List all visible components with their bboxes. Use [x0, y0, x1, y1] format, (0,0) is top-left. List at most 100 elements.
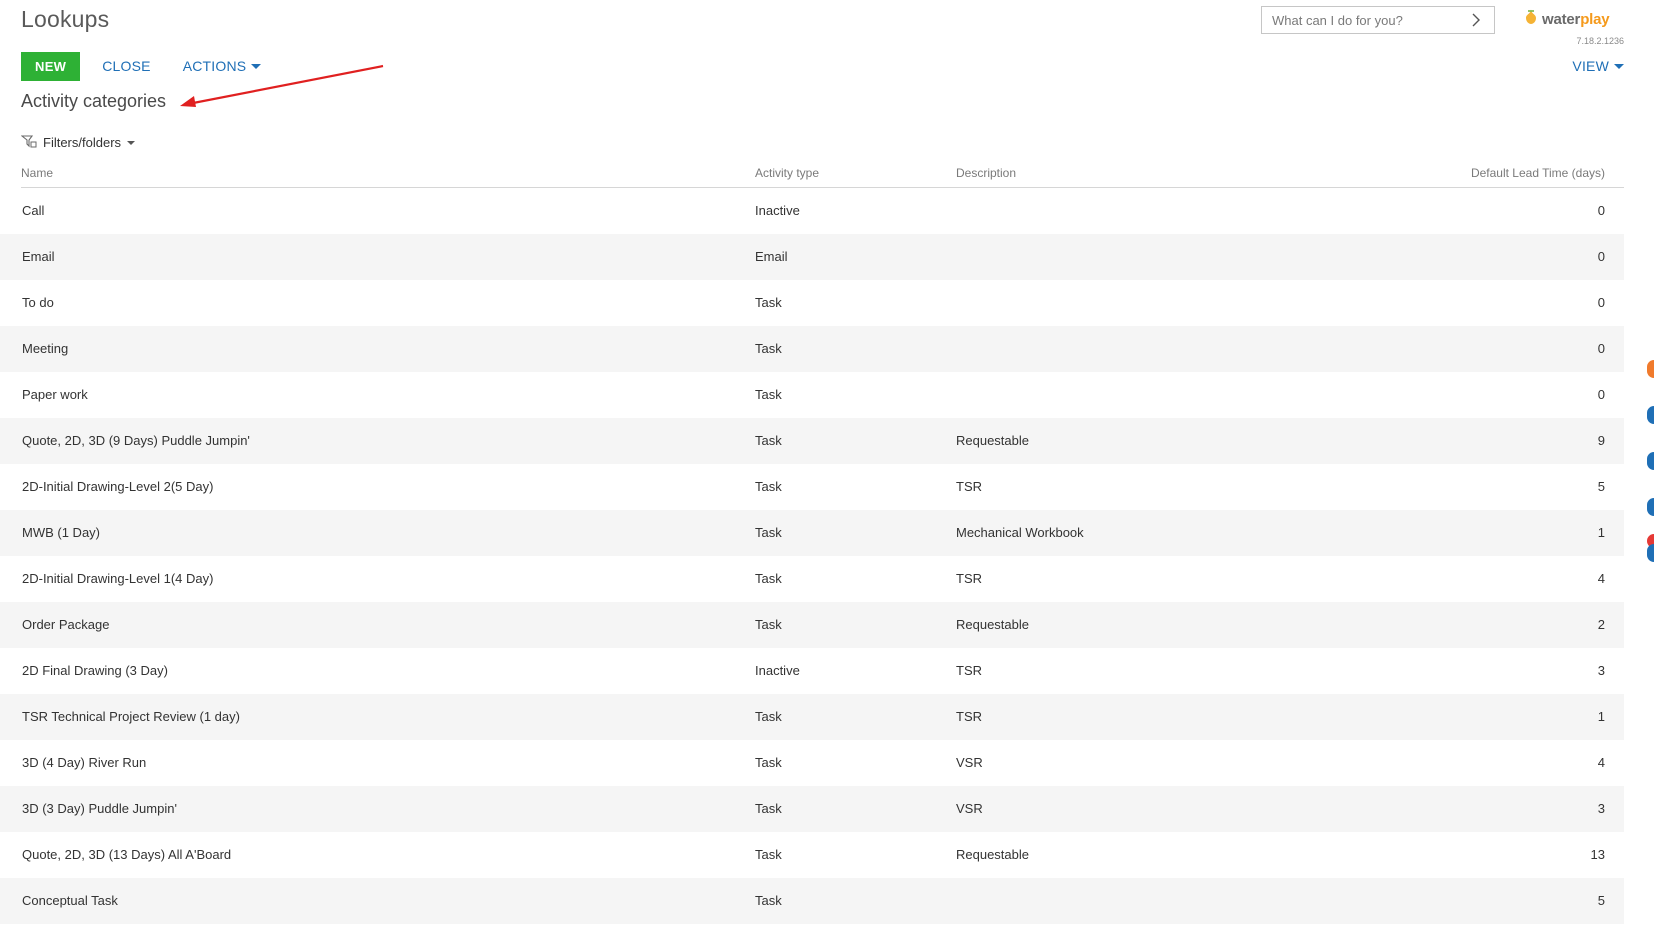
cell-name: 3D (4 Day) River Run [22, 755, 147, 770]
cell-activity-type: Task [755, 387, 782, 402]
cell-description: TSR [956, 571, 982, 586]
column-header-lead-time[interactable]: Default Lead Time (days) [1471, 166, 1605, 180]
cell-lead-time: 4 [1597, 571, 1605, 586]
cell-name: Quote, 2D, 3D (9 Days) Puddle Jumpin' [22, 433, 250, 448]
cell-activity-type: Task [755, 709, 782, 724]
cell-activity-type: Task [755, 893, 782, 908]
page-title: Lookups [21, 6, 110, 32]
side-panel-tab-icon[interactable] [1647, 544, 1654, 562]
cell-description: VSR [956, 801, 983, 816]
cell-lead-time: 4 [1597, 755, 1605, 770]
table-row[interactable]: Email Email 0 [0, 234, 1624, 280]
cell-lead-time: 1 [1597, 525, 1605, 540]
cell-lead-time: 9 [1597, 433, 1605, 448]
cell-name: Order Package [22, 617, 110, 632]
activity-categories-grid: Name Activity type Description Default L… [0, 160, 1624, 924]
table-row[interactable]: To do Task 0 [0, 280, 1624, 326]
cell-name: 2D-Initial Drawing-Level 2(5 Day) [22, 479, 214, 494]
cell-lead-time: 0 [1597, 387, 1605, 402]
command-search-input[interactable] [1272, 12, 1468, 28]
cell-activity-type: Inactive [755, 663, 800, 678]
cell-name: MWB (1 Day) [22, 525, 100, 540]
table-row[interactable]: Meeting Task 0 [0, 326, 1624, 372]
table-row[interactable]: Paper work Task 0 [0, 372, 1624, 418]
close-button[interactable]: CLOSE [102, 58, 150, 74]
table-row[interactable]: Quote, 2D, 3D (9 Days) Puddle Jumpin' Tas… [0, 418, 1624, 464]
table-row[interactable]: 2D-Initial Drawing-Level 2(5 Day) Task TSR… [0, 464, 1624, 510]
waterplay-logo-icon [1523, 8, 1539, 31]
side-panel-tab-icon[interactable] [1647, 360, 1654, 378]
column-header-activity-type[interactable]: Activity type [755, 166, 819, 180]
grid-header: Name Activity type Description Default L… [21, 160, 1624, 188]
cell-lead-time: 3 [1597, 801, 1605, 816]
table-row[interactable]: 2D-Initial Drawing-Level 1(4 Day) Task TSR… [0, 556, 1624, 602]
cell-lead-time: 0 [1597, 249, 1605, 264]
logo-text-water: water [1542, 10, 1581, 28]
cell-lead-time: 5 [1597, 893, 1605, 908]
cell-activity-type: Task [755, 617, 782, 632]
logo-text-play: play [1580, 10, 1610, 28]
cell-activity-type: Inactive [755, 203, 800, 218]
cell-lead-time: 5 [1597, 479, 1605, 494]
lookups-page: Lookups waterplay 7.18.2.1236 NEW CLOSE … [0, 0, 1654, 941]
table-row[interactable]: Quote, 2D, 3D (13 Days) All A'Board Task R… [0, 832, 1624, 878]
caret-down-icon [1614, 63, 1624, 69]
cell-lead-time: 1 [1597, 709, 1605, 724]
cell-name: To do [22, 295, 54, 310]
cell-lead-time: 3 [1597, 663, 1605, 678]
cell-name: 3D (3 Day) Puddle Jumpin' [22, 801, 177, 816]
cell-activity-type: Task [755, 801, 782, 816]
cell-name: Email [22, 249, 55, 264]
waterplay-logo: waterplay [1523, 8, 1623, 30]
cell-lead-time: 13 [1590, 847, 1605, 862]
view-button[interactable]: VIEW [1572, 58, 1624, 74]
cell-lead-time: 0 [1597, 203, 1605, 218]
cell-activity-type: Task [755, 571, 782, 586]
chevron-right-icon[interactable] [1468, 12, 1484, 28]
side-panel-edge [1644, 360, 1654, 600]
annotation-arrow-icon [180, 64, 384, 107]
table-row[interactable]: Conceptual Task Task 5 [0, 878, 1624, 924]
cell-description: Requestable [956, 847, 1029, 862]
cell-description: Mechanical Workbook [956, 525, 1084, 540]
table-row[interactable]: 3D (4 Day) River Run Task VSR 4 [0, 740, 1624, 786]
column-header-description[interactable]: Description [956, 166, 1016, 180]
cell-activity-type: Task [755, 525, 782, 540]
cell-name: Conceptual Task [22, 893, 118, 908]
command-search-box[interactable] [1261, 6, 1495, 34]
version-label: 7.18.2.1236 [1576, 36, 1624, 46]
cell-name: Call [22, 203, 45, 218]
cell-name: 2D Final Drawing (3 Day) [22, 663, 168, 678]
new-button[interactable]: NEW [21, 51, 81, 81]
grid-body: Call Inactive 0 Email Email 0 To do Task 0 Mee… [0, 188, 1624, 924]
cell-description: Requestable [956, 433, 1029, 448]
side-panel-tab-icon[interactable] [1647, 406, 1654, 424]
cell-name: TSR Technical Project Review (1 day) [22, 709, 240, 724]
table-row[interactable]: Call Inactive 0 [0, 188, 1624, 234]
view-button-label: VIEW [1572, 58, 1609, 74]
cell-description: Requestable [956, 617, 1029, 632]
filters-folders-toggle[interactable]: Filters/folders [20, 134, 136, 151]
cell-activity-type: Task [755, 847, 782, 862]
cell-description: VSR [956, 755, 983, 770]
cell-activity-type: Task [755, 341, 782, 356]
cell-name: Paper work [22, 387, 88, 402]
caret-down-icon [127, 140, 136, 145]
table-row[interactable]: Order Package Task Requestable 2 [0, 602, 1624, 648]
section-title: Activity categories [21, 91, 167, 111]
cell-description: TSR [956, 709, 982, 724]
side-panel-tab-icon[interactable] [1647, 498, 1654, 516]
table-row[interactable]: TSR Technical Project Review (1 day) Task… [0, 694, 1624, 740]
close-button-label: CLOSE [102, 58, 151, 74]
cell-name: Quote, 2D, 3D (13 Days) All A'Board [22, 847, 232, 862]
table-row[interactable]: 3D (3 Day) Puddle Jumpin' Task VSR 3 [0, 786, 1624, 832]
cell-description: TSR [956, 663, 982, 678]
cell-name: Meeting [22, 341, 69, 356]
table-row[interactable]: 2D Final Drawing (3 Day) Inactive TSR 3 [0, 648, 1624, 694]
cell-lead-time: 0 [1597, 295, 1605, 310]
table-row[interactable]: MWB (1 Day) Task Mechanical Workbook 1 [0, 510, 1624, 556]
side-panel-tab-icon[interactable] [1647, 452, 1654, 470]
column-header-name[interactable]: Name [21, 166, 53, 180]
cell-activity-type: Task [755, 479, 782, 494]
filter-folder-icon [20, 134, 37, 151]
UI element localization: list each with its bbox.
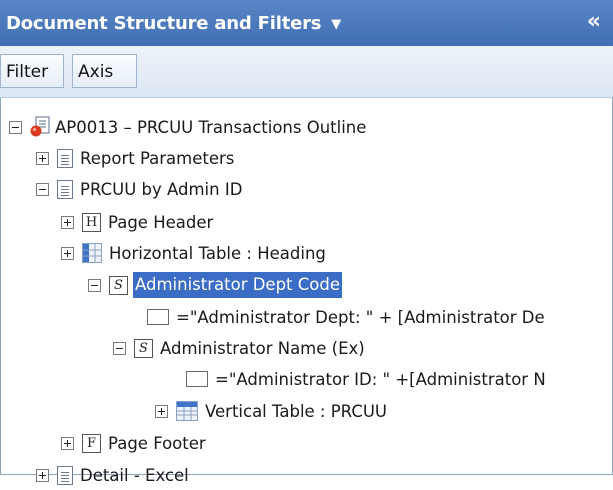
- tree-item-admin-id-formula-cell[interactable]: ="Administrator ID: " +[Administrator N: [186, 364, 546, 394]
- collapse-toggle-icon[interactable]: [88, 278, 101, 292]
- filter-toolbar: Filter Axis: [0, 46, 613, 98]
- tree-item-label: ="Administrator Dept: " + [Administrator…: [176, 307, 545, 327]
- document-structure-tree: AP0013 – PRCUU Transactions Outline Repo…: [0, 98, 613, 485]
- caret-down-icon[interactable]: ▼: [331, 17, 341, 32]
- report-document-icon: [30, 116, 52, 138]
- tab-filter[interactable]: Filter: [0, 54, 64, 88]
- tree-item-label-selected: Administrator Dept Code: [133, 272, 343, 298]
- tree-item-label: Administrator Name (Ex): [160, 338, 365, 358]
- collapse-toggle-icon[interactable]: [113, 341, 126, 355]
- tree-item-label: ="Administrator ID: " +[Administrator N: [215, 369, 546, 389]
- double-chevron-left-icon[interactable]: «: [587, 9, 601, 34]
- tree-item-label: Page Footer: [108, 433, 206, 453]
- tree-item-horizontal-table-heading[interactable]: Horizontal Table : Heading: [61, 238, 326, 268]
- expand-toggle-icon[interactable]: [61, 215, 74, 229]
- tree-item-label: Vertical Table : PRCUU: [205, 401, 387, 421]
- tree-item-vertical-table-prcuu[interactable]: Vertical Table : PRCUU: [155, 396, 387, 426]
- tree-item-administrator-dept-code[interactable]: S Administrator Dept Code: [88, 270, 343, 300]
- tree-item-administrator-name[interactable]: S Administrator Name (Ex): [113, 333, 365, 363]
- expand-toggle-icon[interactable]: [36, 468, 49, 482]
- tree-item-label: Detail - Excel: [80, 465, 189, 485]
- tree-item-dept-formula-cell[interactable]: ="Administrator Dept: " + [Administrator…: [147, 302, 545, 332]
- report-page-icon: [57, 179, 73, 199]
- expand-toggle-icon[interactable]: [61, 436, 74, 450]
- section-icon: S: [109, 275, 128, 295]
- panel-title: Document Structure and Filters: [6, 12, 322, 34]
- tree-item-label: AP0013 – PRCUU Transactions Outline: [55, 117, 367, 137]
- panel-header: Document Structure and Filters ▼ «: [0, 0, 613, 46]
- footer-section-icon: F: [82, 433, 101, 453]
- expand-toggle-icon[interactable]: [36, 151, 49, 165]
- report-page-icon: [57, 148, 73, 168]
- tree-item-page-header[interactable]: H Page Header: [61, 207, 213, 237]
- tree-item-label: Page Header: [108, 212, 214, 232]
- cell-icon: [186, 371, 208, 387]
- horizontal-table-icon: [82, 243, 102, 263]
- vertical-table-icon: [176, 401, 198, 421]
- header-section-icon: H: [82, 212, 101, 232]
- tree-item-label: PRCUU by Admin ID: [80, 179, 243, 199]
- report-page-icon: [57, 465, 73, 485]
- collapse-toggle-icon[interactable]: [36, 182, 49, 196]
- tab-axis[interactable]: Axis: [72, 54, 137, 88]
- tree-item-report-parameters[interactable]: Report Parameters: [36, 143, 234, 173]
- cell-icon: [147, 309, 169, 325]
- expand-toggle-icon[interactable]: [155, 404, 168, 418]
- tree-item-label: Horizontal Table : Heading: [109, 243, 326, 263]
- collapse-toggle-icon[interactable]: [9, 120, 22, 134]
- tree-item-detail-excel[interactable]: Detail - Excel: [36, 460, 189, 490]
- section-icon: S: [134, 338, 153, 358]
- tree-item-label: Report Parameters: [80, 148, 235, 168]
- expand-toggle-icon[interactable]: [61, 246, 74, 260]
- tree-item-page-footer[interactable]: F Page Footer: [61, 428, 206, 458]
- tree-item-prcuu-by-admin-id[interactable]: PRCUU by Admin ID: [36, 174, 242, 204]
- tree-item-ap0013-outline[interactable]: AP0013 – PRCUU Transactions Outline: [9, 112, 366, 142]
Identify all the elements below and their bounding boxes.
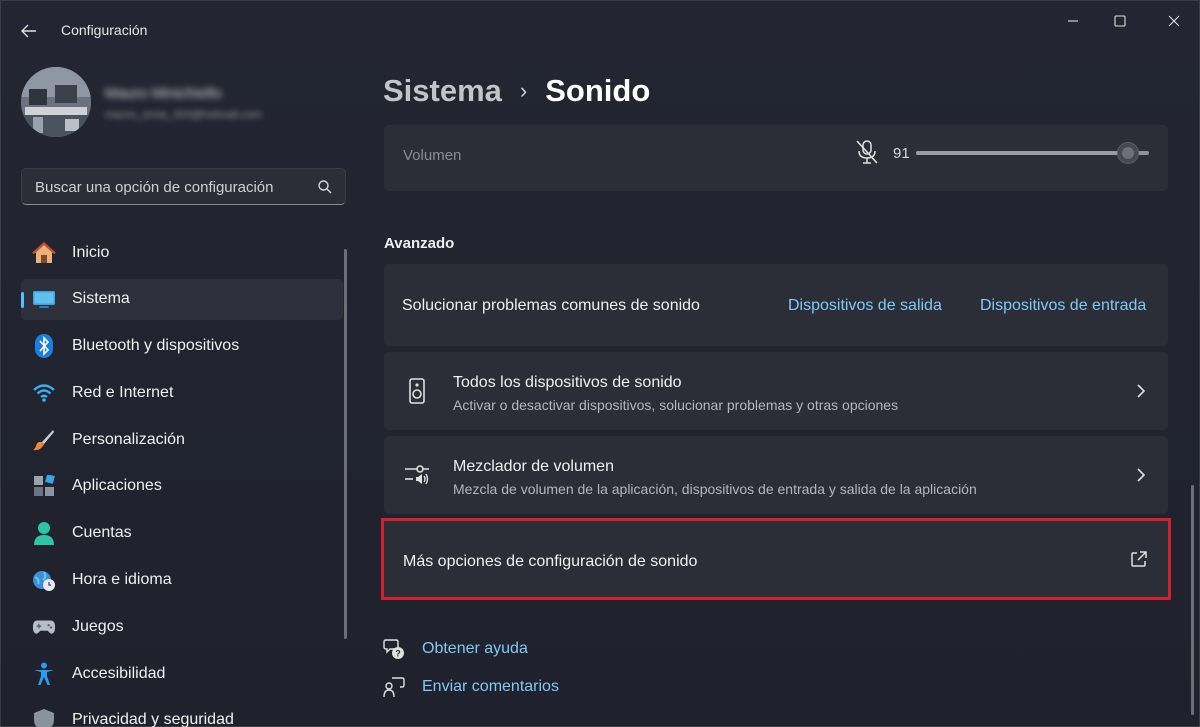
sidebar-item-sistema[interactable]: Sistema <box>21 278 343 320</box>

----

> _What the exercise asks_: Report every line of the material above that contains the word "Default".

> _Correct output_:
column-header-lead-time[interactable]: Default Lead Time (days) [1471, 166, 1605, 180]
activity-categories-grid: Name Activity type Description Default L… [0, 160, 1624, 924]
grid-header: Name Activity type Description Default L… [21, 160, 1624, 188]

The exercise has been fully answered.